▶ _Request 1_
Copy the rows from the first row through the line containing "The rear support point 24b is at (558, 356).", replacing "side view" with "lateral view" and keeping everything else the same.
## BEGIN Text excerpt
# [SOLVED] Dell Inspiron 530 Won't Turn On



## mak1176 (Jul 7, 2011)

My friend is also having problems with her 530. It will not boot into the bios. My friend has a Dell Inspiron 530 as well. When she presses the power button, the fan will kick on then shut off. (the light on the button will go from amber to blue, then when the fan stops, the light turns off). The computer will repeat itself 2 more times (so a total of 3 times for the fan to turn on then off with the same color sequence on the button). On the 3rd time the fan kicks on, you'll hear one beep right before the computer shuts off.

here is a video
YouTube - ‪530non-boot.3gp‬‏

Any help would be appreciated. She is an hour away or I would be able to go over there and check it out in person. Just wondering if any of you have experienced this problem before and if you have fixed it. 

Please advise

thanks!


----------



## Wrench97 (May 10, 2008)

*Re: Dell Inspiron 530 Won't Turn On*

A single beep on the 530 is a Bios Check Sum Failure, usually a means a failed motherboard.

Start by clearing the CMOS.
Documentation

If that doesn't make any difference I would swap in another power supply just to be sure it's not a PSU failure.


----------



## Akathisia (Oct 1, 2011)

*Re: Dell Inspiron 530 Won't Turn On*



wrench97 said:


> ...Start by clearing the CMOS.
> Documentation...


Thanks for the tip.ray:

Clearing the CMOS worked for me. It took about 10 minutes from beginning to end. :wave:


----------
## END Text excerpt
## BEGIN Dataset records
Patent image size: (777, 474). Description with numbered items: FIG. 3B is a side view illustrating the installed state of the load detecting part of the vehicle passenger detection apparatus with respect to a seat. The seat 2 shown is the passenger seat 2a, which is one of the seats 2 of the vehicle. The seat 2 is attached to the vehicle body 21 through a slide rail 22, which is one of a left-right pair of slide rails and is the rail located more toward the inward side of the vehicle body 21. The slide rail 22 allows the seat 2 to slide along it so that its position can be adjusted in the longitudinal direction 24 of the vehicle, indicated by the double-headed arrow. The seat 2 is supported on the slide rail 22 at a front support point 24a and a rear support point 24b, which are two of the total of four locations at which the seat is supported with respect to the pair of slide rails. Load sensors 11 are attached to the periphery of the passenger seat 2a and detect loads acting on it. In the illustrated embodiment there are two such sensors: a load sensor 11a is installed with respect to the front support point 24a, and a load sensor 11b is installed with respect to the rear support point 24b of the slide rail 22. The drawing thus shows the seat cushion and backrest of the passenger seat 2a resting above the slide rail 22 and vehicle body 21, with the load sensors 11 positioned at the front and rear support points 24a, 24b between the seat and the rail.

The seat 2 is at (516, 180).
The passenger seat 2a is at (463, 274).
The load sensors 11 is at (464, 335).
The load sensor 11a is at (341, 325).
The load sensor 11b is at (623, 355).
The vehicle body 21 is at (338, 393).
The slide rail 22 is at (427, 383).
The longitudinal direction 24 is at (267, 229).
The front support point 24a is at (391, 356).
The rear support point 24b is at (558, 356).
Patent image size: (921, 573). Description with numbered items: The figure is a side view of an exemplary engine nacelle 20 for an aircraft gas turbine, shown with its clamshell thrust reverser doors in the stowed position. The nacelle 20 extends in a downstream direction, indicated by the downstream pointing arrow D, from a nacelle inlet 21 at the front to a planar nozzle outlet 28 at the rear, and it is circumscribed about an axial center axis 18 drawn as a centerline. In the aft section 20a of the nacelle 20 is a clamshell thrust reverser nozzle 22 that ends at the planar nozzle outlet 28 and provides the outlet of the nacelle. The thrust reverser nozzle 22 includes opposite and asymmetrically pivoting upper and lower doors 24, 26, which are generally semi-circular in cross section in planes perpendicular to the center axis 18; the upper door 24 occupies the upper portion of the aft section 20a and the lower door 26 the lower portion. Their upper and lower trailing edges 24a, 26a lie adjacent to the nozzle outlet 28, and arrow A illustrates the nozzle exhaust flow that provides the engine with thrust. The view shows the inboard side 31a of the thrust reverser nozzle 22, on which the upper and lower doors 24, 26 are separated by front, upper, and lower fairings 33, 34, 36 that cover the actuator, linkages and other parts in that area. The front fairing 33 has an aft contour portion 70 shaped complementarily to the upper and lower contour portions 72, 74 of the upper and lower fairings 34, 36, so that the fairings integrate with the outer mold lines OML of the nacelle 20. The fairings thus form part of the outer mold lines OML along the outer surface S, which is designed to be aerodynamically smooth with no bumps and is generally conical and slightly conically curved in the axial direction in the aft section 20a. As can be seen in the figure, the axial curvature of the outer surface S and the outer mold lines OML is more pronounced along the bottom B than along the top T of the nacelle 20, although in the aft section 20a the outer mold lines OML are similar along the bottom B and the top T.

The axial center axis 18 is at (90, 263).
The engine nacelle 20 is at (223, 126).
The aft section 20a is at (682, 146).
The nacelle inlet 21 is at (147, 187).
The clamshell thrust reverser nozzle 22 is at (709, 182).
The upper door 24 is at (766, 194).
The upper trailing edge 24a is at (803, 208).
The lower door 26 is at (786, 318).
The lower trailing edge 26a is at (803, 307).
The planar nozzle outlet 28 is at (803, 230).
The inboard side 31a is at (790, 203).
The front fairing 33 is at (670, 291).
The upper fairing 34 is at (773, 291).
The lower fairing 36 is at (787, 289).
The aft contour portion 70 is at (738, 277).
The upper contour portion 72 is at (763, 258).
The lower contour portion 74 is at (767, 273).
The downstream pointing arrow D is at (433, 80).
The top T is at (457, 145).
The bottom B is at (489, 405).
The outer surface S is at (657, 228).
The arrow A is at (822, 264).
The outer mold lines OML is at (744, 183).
## END Dataset records
▶ _Request 2_
According to the Dell Inspiron 530 thread, what does a single beep on the 530 indicate?

▶ _Expected answer 1_
Patent image size: (777, 474). Description with numbered items: FIG. 3B is a lateral view illustrating the installed state of the load detecting part of the vehicle passenger detection apparatus with respect to a seat. The seat 2 shown is the passenger seat 2a, which is one of the seats 2 of the vehicle. The seat 2 is attached to the vehicle body 21 through a slide rail 22, which is one of a left-right pair of slide rails and is the rail located more toward the inward side of the vehicle body 21. The slide rail 22 allows the seat 2 to slide along it so that its position can be adjusted in the longitudinal direction 24 of the vehicle, indicated by the double-headed arrow. The seat 2 is supported on the slide rail 22 at a front support point 24a and a rear support point 24b, which are two of the total of four locations at which the seat is supported with respect to the pair of slide rails. Load sensors 11 are attached to the periphery of the passenger seat 2a and detect loads acting on it. In the illustrated embodiment there are two such sensors: a load sensor 11a is installed with respect to the front support point 24a, and a load sensor 11b is installed with respect to the rear support point 24b of the slide rail 22. The drawing thus shows the seat cushion and backrest of the passenger seat 2a resting above the slide rail 22 and vehicle body 21, with the load sensors 11 positioned at the front and rear support points 24a, 24b between the seat and the rail.

The seat 2 is at (516, 180).
The passenger seat 2a is at (463, 274).
The load sensors 11 is at (464, 335).
The load sensor 11a is at (341, 325).
The load sensor 11b is at (623, 355).
The vehicle body 21 is at (338, 393).
The slide rail 22 is at (427, 383).
The longitudinal direction 24 is at (267, 229).
The front support point 24a is at (391, 356).
The rear support point 24b is at (558, 356).

▶ _Expected answer 2_
A single beep indicates a BIOS checksum failure, which usually means a failed motherboard.